Task objective ▸ Copy every line in the records below that contains the word "climatology".

★ ★ ★

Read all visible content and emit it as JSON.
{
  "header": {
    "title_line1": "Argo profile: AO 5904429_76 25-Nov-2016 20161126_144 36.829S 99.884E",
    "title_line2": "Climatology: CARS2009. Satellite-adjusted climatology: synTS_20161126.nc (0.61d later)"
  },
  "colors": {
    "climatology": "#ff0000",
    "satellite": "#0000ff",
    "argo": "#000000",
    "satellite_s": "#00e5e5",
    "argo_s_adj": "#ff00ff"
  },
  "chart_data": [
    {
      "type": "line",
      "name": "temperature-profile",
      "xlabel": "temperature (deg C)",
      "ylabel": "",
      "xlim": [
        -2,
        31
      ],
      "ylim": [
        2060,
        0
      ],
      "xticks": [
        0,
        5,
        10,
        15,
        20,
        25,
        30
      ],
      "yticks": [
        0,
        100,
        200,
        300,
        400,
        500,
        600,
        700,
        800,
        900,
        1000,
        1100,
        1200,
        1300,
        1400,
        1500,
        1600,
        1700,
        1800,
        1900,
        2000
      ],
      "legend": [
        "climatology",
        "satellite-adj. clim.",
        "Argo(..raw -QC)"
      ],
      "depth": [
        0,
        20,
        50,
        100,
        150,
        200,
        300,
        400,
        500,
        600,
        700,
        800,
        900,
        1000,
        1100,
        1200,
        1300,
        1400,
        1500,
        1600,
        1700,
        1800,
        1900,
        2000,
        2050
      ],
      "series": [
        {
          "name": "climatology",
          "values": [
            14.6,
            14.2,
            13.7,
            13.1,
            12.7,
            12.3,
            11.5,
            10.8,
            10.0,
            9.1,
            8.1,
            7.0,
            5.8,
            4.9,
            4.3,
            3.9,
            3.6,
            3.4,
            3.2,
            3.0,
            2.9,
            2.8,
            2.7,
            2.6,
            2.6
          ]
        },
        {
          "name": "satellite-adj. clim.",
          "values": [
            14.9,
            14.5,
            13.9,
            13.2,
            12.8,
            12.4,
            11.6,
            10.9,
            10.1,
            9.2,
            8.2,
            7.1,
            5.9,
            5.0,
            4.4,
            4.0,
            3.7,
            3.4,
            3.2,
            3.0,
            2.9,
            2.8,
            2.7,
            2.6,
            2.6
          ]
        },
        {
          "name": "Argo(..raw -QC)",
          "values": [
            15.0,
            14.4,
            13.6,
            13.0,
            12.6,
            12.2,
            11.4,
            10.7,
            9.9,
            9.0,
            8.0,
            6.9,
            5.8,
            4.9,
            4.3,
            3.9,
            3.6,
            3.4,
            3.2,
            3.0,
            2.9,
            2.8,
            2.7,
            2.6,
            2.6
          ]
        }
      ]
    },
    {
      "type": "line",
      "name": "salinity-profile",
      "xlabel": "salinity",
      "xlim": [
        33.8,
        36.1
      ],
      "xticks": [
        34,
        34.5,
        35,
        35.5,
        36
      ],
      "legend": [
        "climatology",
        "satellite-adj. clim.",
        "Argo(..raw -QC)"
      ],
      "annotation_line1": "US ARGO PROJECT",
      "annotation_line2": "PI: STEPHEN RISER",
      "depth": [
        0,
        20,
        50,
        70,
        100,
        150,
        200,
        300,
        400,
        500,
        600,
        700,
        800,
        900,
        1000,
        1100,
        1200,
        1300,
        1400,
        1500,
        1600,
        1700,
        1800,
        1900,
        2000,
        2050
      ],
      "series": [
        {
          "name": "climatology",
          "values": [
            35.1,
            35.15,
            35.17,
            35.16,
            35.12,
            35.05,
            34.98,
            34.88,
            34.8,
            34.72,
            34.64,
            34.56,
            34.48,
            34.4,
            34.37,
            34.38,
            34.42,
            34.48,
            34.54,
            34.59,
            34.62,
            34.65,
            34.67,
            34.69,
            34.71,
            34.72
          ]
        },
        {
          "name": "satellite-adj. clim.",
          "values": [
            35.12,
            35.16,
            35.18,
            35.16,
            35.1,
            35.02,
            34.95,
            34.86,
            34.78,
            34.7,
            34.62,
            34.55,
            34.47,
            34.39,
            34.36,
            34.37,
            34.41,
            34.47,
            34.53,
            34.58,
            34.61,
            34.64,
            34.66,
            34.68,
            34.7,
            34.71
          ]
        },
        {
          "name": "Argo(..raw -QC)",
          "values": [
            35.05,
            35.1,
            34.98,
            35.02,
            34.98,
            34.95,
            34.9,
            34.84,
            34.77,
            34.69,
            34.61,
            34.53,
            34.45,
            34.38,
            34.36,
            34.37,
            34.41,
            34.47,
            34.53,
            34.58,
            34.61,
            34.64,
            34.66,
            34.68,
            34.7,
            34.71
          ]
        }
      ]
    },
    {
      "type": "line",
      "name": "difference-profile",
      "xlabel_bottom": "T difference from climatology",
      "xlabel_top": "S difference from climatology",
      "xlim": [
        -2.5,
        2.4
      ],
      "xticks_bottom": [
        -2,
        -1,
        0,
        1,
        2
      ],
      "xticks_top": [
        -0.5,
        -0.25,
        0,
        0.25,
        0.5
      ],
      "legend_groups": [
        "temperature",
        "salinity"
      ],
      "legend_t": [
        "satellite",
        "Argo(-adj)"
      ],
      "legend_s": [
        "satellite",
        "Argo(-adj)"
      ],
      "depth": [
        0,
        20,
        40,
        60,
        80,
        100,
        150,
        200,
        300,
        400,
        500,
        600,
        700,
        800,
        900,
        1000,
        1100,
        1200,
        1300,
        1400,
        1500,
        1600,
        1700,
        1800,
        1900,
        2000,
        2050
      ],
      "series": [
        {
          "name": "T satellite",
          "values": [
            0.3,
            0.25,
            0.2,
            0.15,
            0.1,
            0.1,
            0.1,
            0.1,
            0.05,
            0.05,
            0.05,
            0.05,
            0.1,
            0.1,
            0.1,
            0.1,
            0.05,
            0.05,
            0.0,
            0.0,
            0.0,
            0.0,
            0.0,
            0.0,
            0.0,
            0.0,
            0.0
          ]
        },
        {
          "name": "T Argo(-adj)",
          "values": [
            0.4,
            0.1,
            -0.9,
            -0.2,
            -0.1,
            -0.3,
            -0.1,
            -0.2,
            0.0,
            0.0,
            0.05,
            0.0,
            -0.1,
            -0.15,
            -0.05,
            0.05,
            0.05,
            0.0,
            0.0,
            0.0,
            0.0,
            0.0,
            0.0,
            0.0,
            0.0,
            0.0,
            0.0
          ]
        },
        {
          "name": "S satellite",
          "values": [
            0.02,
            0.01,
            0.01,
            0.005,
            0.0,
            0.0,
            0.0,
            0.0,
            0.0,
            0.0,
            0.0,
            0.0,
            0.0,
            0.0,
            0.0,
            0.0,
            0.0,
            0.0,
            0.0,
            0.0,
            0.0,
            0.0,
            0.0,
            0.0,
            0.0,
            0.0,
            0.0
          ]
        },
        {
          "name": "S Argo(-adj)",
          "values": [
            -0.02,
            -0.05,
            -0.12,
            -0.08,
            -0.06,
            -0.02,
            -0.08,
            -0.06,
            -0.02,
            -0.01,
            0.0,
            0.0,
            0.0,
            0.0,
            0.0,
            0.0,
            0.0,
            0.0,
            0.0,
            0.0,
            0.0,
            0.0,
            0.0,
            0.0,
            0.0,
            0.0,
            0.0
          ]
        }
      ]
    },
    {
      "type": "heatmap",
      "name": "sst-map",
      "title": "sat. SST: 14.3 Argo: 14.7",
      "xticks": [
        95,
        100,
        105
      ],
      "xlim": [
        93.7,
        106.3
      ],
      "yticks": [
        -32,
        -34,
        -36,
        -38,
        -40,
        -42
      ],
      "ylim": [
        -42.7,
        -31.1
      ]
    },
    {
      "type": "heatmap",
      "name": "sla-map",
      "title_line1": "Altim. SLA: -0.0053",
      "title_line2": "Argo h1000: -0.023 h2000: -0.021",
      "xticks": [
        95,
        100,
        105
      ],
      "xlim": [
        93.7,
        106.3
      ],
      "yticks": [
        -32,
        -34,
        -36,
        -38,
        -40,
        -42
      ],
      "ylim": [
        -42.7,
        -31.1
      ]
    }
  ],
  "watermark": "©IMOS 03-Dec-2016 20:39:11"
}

★ ★ ★

Exercise result ▸
    "title_line2": "Climatology: CARS2009. Satellite-adjusted climatology: synTS_20161126.nc (0.61d later)"
    "climatology": "#ff0000",
        "climatology",
          "name": "climatology",
        "climatology",
          "name": "climatology",
      "xlabel_bottom": "T difference from climatology",
      "xlabel_top": "S difference from climatology",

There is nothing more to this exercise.